_What you need to do:_ Find how many lines in the data below include the word "cheese", then write only that number.

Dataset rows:
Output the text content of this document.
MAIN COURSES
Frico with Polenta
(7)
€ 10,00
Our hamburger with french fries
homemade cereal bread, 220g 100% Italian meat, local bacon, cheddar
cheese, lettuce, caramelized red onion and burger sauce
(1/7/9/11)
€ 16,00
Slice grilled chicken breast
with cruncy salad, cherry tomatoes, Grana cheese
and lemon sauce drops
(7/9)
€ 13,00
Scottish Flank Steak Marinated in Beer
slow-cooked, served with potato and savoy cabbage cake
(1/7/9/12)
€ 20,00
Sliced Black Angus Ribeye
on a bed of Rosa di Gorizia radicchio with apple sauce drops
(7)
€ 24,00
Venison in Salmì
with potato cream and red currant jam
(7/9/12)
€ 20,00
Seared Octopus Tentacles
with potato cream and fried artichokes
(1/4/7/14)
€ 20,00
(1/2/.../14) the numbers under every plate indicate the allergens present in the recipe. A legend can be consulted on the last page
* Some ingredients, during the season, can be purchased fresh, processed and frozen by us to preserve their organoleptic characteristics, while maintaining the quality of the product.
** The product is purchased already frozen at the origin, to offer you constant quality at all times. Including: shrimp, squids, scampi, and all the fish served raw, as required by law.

_Exercise solution:_ 2